Stored items from a collection
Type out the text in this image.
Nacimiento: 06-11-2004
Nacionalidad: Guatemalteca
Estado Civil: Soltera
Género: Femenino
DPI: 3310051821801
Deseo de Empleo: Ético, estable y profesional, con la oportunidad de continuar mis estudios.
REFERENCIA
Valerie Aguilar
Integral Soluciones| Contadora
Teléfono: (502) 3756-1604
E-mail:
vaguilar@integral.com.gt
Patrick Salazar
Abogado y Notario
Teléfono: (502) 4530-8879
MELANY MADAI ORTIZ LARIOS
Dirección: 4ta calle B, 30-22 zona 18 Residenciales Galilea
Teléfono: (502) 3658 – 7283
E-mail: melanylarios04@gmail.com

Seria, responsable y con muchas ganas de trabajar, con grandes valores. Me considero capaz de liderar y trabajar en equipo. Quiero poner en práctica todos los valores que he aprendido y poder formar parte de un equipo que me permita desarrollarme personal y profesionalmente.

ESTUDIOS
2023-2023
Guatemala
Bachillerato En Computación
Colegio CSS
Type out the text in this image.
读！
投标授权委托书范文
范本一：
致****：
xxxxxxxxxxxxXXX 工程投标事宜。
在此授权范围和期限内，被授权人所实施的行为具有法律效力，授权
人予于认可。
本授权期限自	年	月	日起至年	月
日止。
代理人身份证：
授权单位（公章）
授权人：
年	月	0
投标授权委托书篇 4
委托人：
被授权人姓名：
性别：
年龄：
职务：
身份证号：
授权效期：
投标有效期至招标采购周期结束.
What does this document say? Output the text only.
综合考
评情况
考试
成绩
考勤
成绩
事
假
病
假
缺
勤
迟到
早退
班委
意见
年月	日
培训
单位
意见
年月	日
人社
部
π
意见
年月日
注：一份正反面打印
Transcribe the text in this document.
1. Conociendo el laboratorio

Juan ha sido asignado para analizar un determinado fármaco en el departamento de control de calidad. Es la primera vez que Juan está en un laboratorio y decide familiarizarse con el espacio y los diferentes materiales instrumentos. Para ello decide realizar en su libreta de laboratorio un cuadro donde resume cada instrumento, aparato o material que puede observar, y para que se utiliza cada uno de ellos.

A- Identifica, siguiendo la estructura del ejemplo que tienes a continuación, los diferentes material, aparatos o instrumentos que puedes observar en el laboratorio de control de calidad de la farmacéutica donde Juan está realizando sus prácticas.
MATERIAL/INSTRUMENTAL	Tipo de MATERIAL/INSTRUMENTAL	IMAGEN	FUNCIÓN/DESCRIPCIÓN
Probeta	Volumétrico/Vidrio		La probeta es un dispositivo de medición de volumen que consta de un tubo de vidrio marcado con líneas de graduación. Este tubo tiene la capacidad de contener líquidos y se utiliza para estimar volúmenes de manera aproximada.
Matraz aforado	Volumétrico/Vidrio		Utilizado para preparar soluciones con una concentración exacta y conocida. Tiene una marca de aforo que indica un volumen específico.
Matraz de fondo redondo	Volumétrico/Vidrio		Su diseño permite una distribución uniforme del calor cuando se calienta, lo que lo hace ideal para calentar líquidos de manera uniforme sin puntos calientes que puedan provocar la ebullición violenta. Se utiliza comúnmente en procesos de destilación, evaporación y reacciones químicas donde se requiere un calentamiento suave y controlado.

Direction
Give only the number of lines in the data that include the string "observar".

Task response
2